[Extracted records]
· · · · ·

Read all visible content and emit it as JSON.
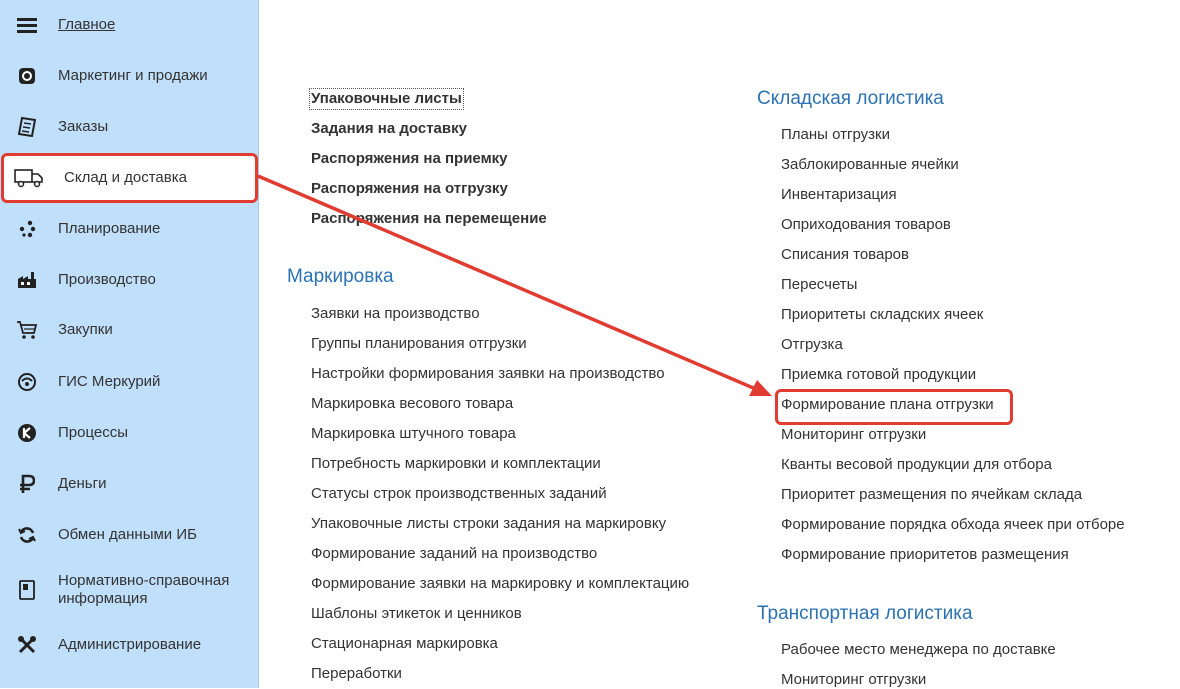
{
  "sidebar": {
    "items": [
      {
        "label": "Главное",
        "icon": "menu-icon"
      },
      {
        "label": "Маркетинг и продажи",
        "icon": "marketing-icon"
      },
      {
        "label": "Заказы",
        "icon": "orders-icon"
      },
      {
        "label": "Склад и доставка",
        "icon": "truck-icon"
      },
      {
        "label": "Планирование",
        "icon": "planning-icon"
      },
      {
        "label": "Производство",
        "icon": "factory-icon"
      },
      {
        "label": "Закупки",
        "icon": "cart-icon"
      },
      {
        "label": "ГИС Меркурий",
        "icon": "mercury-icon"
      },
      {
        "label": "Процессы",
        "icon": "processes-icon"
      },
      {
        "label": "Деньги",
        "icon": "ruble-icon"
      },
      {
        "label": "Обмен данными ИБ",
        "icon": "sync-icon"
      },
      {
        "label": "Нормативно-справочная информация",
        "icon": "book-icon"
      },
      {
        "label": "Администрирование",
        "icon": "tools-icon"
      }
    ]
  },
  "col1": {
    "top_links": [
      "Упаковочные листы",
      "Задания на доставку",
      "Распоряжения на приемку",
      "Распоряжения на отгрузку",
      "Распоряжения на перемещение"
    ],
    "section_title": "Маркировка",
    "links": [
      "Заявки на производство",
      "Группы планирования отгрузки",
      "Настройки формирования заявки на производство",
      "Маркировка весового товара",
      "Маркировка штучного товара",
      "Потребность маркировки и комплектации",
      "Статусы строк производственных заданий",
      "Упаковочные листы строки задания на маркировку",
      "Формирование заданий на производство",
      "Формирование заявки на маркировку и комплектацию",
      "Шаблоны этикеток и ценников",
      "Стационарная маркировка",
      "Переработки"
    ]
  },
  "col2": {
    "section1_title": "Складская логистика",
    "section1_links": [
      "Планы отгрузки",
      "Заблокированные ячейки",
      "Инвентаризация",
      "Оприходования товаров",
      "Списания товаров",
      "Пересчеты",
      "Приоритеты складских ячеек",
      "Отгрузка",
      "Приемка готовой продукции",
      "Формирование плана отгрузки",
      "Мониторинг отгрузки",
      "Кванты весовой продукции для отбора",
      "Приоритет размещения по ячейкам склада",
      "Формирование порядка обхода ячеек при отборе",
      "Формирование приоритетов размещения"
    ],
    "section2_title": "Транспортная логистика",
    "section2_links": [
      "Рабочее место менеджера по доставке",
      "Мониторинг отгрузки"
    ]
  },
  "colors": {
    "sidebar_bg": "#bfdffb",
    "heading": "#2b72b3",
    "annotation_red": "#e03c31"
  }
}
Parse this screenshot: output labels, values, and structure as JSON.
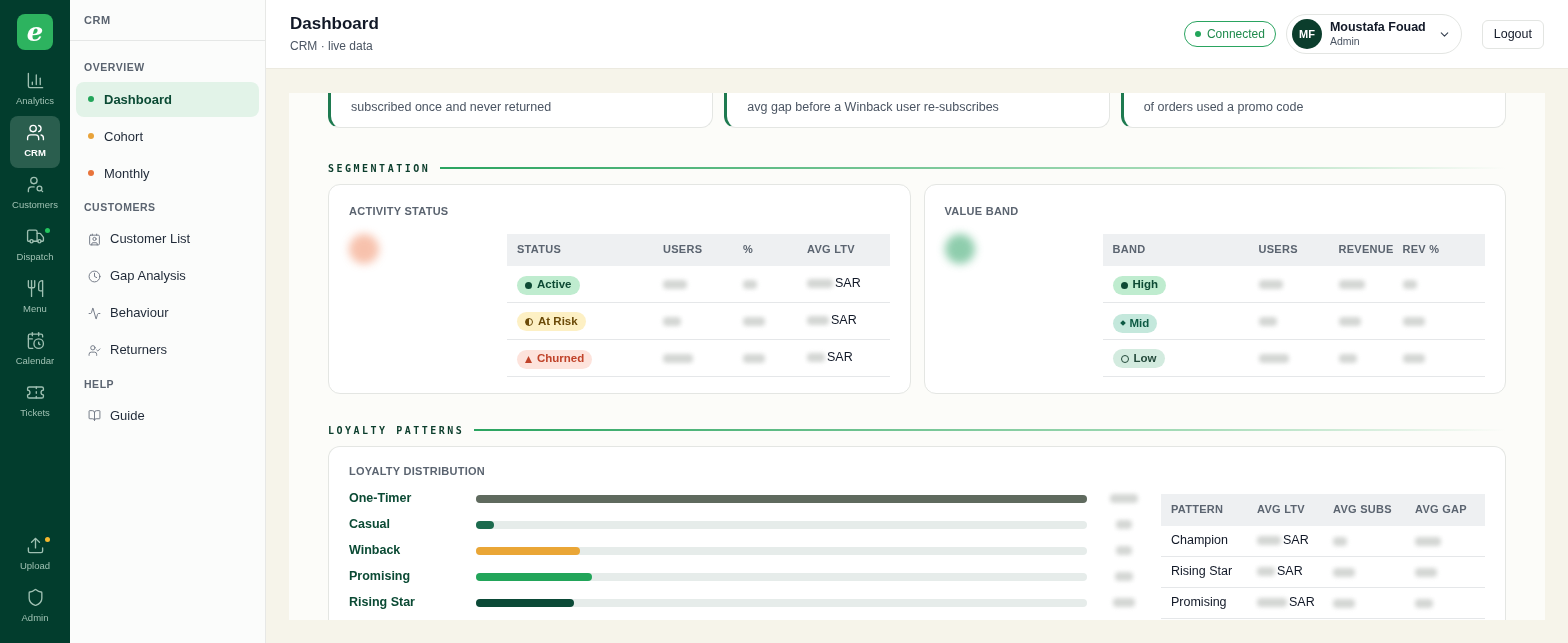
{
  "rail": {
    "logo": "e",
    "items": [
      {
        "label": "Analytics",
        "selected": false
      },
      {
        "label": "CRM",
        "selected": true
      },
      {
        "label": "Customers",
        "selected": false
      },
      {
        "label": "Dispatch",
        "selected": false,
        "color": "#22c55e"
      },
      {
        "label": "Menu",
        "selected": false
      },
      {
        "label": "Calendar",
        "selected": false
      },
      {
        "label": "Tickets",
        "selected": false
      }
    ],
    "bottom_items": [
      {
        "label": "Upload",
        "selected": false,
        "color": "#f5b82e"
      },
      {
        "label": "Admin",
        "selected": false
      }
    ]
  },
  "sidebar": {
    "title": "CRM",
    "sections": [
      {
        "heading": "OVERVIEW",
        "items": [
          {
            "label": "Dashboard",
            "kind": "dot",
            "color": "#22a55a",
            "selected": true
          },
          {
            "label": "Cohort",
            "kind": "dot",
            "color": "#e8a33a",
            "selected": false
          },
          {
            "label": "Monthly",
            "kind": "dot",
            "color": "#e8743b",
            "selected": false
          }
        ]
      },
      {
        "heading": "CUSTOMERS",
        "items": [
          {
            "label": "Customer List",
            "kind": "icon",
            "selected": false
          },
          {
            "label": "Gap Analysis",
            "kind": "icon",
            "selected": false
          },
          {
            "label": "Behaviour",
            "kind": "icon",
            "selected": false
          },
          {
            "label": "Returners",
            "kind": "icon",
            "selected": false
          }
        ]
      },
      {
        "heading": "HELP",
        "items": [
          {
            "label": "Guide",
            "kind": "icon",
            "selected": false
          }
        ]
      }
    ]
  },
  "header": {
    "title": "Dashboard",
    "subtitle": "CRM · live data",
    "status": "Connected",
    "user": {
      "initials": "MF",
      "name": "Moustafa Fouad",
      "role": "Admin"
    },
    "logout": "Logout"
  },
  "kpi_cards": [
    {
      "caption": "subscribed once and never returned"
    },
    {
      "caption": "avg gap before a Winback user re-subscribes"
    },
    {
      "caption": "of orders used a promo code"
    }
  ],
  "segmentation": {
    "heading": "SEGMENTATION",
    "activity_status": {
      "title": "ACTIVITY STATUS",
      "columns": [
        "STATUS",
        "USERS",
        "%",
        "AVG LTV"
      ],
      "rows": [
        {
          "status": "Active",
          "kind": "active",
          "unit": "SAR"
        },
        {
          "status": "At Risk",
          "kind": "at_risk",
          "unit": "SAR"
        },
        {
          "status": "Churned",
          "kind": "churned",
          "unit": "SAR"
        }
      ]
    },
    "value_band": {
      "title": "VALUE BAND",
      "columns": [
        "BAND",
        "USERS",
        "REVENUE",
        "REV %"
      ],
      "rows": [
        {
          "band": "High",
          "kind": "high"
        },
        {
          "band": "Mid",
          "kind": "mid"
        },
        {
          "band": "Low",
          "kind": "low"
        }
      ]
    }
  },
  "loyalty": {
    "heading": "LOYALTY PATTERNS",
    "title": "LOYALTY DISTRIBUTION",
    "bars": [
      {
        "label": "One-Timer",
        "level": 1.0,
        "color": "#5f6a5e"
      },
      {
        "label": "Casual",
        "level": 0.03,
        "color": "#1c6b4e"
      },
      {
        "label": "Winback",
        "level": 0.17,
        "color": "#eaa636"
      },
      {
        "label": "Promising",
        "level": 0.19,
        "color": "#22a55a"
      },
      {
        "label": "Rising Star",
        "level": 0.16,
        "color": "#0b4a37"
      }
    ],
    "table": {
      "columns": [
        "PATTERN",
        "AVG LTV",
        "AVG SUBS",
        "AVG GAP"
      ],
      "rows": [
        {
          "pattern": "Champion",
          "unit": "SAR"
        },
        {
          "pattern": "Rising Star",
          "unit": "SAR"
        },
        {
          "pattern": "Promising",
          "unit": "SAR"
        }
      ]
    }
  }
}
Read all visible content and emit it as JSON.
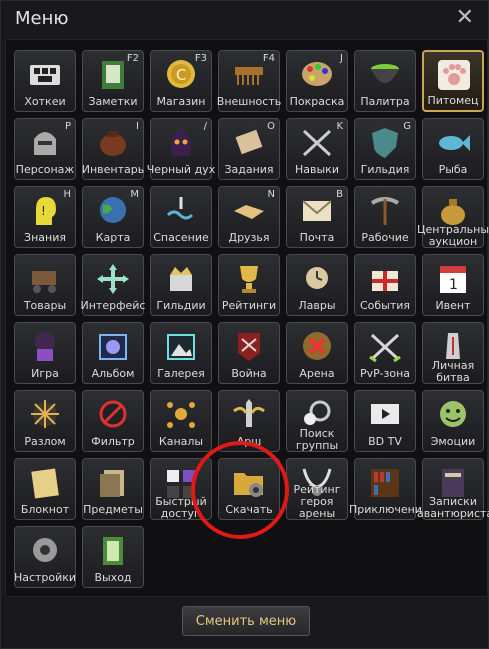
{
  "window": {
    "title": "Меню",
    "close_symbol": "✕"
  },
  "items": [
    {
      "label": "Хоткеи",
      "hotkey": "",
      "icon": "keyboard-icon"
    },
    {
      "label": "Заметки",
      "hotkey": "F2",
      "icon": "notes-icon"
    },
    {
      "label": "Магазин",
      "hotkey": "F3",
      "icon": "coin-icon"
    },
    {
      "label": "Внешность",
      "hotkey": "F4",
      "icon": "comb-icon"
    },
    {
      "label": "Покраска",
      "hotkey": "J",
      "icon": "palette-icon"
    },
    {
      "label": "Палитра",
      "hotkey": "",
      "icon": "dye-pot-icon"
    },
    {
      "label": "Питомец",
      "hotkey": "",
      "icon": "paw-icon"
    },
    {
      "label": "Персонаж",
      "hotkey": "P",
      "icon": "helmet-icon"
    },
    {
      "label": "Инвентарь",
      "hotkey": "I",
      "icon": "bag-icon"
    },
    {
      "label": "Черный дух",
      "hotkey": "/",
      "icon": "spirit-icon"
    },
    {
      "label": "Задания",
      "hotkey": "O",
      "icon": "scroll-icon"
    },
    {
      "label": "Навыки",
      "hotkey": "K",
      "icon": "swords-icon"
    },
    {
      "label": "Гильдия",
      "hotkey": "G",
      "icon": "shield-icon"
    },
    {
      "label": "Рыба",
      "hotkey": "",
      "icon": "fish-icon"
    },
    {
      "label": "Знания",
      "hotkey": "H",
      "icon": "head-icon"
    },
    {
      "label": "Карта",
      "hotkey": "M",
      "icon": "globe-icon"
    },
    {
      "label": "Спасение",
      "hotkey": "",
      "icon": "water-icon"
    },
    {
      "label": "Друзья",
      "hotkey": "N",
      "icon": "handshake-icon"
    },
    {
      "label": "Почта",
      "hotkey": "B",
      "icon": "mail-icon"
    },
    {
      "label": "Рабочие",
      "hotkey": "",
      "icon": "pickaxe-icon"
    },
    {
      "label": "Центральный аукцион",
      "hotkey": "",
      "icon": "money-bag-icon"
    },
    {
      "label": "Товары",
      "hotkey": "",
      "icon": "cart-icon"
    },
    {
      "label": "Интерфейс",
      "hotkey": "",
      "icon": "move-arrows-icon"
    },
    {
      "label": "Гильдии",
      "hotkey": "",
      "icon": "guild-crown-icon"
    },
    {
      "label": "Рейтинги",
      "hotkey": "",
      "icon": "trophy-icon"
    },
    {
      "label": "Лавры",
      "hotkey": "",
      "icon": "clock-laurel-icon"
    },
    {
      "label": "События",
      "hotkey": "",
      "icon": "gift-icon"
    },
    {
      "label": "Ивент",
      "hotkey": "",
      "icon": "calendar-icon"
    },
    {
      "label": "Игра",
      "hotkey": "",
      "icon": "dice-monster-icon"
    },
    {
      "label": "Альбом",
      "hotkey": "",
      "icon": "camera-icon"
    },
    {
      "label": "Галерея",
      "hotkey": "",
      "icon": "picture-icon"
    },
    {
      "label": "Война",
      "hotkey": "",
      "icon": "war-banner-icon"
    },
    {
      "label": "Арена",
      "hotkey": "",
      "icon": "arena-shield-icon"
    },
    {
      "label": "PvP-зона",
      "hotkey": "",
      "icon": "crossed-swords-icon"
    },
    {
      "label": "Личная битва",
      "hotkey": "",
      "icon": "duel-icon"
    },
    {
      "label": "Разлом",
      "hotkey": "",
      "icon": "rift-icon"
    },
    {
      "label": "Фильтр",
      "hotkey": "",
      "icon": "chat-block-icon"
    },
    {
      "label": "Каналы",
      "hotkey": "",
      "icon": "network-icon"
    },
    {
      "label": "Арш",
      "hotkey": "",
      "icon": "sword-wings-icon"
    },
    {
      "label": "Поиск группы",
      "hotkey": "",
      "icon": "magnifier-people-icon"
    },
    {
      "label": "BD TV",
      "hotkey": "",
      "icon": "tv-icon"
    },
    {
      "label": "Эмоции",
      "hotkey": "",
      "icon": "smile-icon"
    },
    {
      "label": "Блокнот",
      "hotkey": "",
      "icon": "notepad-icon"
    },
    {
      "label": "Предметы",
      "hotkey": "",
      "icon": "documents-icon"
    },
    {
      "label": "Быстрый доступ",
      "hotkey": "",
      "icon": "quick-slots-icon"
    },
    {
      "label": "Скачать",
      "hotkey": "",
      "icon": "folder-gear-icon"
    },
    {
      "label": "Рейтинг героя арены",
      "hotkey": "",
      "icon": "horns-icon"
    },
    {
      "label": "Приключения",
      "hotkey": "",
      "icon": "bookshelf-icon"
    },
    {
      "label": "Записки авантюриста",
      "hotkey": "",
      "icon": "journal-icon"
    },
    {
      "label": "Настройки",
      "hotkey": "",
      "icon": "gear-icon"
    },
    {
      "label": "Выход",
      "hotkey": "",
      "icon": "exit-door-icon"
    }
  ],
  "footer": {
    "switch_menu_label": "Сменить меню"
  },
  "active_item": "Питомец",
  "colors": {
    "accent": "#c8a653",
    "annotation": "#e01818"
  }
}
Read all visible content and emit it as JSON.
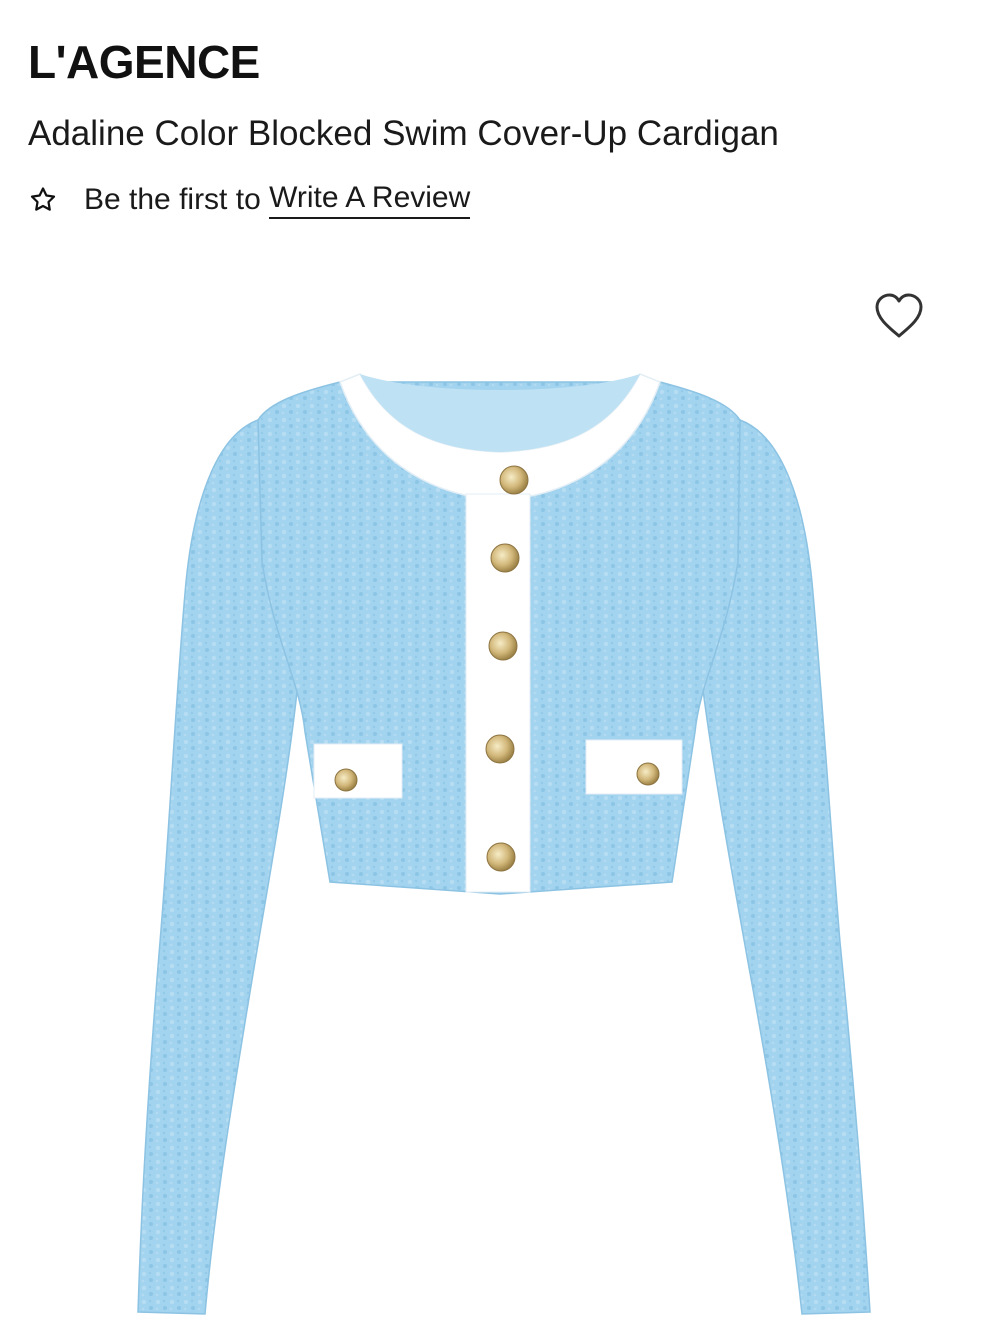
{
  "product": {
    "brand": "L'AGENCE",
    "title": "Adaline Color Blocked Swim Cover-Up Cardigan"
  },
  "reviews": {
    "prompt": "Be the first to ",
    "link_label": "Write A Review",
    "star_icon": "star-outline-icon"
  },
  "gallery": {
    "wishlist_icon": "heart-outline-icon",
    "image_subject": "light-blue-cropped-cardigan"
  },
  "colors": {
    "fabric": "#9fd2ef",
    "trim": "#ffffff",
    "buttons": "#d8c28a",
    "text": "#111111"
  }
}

· · · · ·

The answer should be a single number: the count of lines in the data that include the string "shield".

2